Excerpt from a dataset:
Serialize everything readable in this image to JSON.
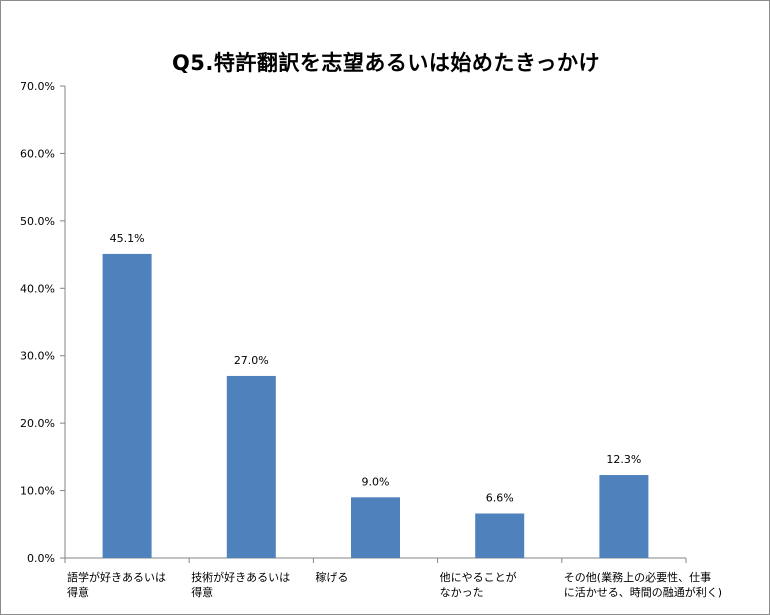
{
  "chart_data": {
    "type": "bar",
    "title": "Q5.特許翻訳を志望あるいは始めたきっかけ",
    "xlabel": "",
    "ylabel": "",
    "ylim": [
      0,
      70
    ],
    "y_ticks": [
      "0.0%",
      "10.0%",
      "20.0%",
      "30.0%",
      "40.0%",
      "50.0%",
      "60.0%",
      "70.0%"
    ],
    "grid": false,
    "legend": "none",
    "bar_color": "#4f81bd",
    "categories": [
      [
        "語学が好きあるいは",
        "得意"
      ],
      [
        "技術が好きあるいは",
        "得意"
      ],
      [
        "稼げる"
      ],
      [
        "他にやることが",
        "なかった"
      ],
      [
        "その他(業務上の必要性、仕事",
        "に活かせる、時間の融通が利く)"
      ]
    ],
    "values": [
      45.1,
      27.0,
      9.0,
      6.6,
      12.3
    ],
    "data_labels": [
      "45.1%",
      "27.0%",
      "9.0%",
      "6.6%",
      "12.3%"
    ]
  }
}
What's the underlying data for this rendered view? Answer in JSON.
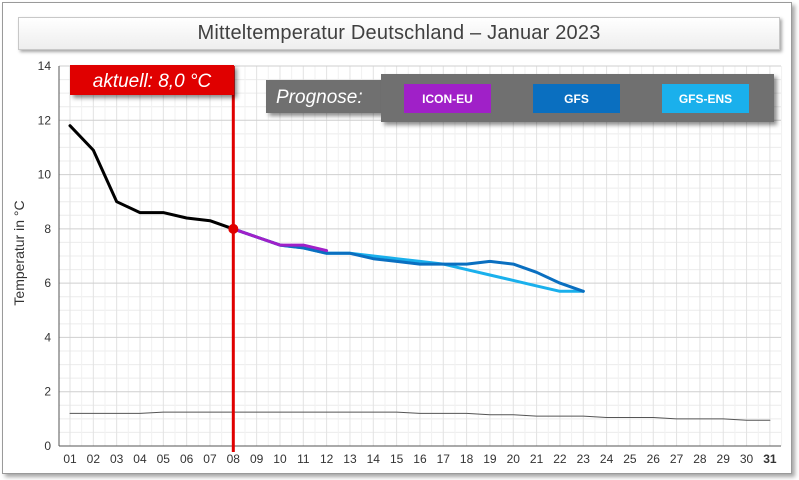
{
  "title": "Mitteltemperatur Deutschland – Januar 2023",
  "current_label": "aktuell: 8,0 °C",
  "forecast_label": "Prognose:",
  "colors": {
    "observed": "#000000",
    "icon_eu": "#a020c8",
    "gfs": "#0a6fc0",
    "gfs_ens": "#1ab0ec",
    "current_marker": "#e00000",
    "reference": "#555555",
    "legend_bg": "#707070"
  },
  "chart_data": {
    "type": "line",
    "title": "Mitteltemperatur Deutschland – Januar 2023",
    "xlabel": "",
    "ylabel": "Temperatur in °C",
    "ylim": [
      0,
      14
    ],
    "yticks": [
      0,
      2,
      4,
      6,
      8,
      10,
      12,
      14
    ],
    "x_tick_labels": [
      "01",
      "02",
      "03",
      "04",
      "05",
      "06",
      "07",
      "08",
      "09",
      "10",
      "11",
      "12",
      "13",
      "14",
      "15",
      "16",
      "17",
      "18",
      "19",
      "20",
      "21",
      "22",
      "23",
      "24",
      "25",
      "26",
      "27",
      "28",
      "29",
      "30",
      "31"
    ],
    "grid": true,
    "current_day": 8,
    "current_value": 8.0,
    "series": [
      {
        "key": "observed",
        "legend": false,
        "x": [
          1,
          2,
          3,
          4,
          5,
          6,
          7,
          8
        ],
        "values": [
          11.8,
          10.9,
          9.0,
          8.6,
          8.6,
          8.4,
          8.3,
          8.0
        ]
      },
      {
        "key": "icon_eu",
        "name": "ICON-EU",
        "x": [
          8,
          9,
          10,
          11,
          12
        ],
        "values": [
          8.0,
          7.7,
          7.4,
          7.4,
          7.2
        ]
      },
      {
        "key": "gfs",
        "name": "GFS",
        "x": [
          8,
          9,
          10,
          11,
          12,
          13,
          14,
          15,
          16,
          17,
          18,
          19,
          20,
          21,
          22,
          23
        ],
        "values": [
          8.0,
          7.7,
          7.4,
          7.3,
          7.1,
          7.1,
          6.9,
          6.8,
          6.7,
          6.7,
          6.7,
          6.8,
          6.7,
          6.4,
          6.0,
          5.7
        ]
      },
      {
        "key": "gfs_ens",
        "name": "GFS-ENS",
        "x": [
          8,
          9,
          10,
          11,
          12,
          13,
          14,
          15,
          16,
          17,
          18,
          19,
          20,
          21,
          22,
          23
        ],
        "values": [
          8.0,
          7.7,
          7.4,
          7.3,
          7.1,
          7.1,
          7.0,
          6.9,
          6.8,
          6.7,
          6.5,
          6.3,
          6.1,
          5.9,
          5.7,
          5.7
        ]
      },
      {
        "key": "reference",
        "legend": false,
        "x": [
          1,
          2,
          3,
          4,
          5,
          6,
          7,
          8,
          9,
          10,
          11,
          12,
          13,
          14,
          15,
          16,
          17,
          18,
          19,
          20,
          21,
          22,
          23,
          24,
          25,
          26,
          27,
          28,
          29,
          30,
          31
        ],
        "values": [
          1.2,
          1.2,
          1.2,
          1.2,
          1.25,
          1.25,
          1.25,
          1.25,
          1.25,
          1.25,
          1.25,
          1.25,
          1.25,
          1.25,
          1.25,
          1.2,
          1.2,
          1.2,
          1.15,
          1.15,
          1.1,
          1.1,
          1.1,
          1.05,
          1.05,
          1.05,
          1.0,
          1.0,
          1.0,
          0.95,
          0.95
        ]
      }
    ]
  }
}
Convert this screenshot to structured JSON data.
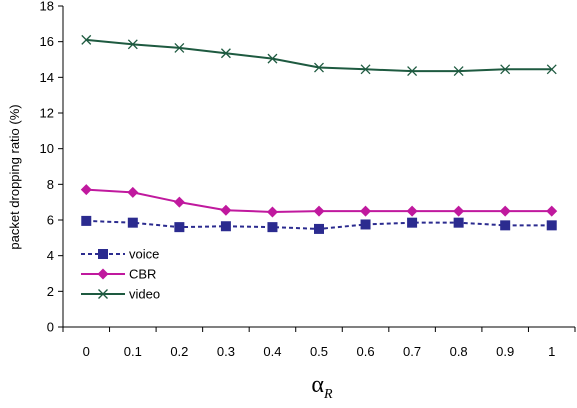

▸ AIM:
Give the data again exactly as written, with all pictures left out.

▸ RESPONSE TO THIS TASK:
Serialize everything readable in this image to JSON.
{
  "chart_data": {
    "type": "bar",
    "title": "Q5.特許翻訳を志望あるいは始めたきっかけ",
    "xlabel": "",
    "ylabel": "",
    "ylim": [
      0,
      70
    ],
    "y_ticks": [
      "0.0%",
      "10.0%",
      "20.0%",
      "30.0%",
      "40.0%",
      "50.0%",
      "60.0%",
      "70.0%"
    ],
    "grid": false,
    "legend": "none",
    "bar_color": "#4f81bd",
    "categories": [
      [
        "語学が好きあるいは",
        "得意"
      ],
      [
        "技術が好きあるいは",
        "得意"
      ],
      [
        "稼げる"
      ],
      [
        "他にやることが",
        "なかった"
      ],
      [
        "その他(業務上の必要性、仕事",
        "に活かせる、時間の融通が利く)"
      ]
    ],
    "values": [
      45.1,
      27.0,
      9.0,
      6.6,
      12.3
    ],
    "data_labels": [
      "45.1%",
      "27.0%",
      "9.0%",
      "6.6%",
      "12.3%"
    ]
  }
}
What's the underlying data for this rendered view? Answer in JSON.
{
  "title": "Mitteltemperatur Deutschland – Januar 2023",
  "current_label": "aktuell: 8,0 °C",
  "forecast_label": "Prognose:",
  "colors": {
    "observed": "#000000",
    "icon_eu": "#a020c8",
    "gfs": "#0a6fc0",
    "gfs_ens": "#1ab0ec",
    "current_marker": "#e00000",
    "reference": "#555555",
    "legend_bg": "#707070"
  },
  "chart_data": {
    "type": "line",
    "title": "Mitteltemperatur Deutschland – Januar 2023",
    "xlabel": "",
    "ylabel": "Temperatur in °C",
    "ylim": [
      0,
      14
    ],
    "yticks": [
      0,
      2,
      4,
      6,
      8,
      10,
      12,
      14
    ],
    "x_tick_labels": [
      "01",
      "02",
      "03",
      "04",
      "05",
      "06",
      "07",
      "08",
      "09",
      "10",
      "11",
      "12",
      "13",
      "14",
      "15",
      "16",
      "17",
      "18",
      "19",
      "20",
      "21",
      "22",
      "23",
      "24",
      "25",
      "26",
      "27",
      "28",
      "29",
      "30",
      "31"
    ],
    "grid": true,
    "current_day": 8,
    "current_value": 8.0,
    "series": [
      {
        "key": "observed",
        "legend": false,
        "x": [
          1,
          2,
          3,
          4,
          5,
          6,
          7,
          8
        ],
        "values": [
          11.8,
          10.9,
          9.0,
          8.6,
          8.6,
          8.4,
          8.3,
          8.0
        ]
      },
      {
        "key": "icon_eu",
        "name": "ICON-EU",
        "x": [
          8,
          9,
          10,
          11,
          12
        ],
        "values": [
          8.0,
          7.7,
          7.4,
          7.4,
          7.2
        ]
      },
      {
        "key": "gfs",
        "name": "GFS",
        "x": [
          8,
          9,
          10,
          11,
          12,
          13,
          14,
          15,
          16,
          17,
          18,
          19,
          20,
          21,
          22,
          23
        ],
        "values": [
          8.0,
          7.7,
          7.4,
          7.3,
          7.1,
          7.1,
          6.9,
          6.8,
          6.7,
          6.7,
          6.7,
          6.8,
          6.7,
          6.4,
          6.0,
          5.7
        ]
      },
      {
        "key": "gfs_ens",
        "name": "GFS-ENS",
        "x": [
          8,
          9,
          10,
          11,
          12,
          13,
          14,
          15,
          16,
          17,
          18,
          19,
          20,
          21,
          22,
          23
        ],
        "values": [
          8.0,
          7.7,
          7.4,
          7.3,
          7.1,
          7.1,
          7.0,
          6.9,
          6.8,
          6.7,
          6.5,
          6.3,
          6.1,
          5.9,
          5.7,
          5.7
        ]
      },
      {
        "key": "reference",
        "legend": false,
        "x": [
          1,
          2,
          3,
          4,
          5,
          6,
          7,
          8,
          9,
          10,
          11,
          12,
          13,
          14,
          15,
          16,
          17,
          18,
          19,
          20,
          21,
          22,
          23,
          24,
          25,
          26,
          27,
          28,
          29,
          30,
          31
        ],
        "values": [
          1.2,
          1.2,
          1.2,
          1.2,
          1.25,
          1.25,
          1.25,
          1.25,
          1.25,
          1.25,
          1.25,
          1.25,
          1.25,
          1.25,
          1.25,
          1.2,
          1.2,
          1.2,
          1.15,
          1.15,
          1.1,
          1.1,
          1.1,
          1.05,
          1.05,
          1.05,
          1.0,
          1.0,
          1.0,
          0.95,
          0.95
        ]
      }
    ]
  }
}
Convert this screenshot to structured JSON data.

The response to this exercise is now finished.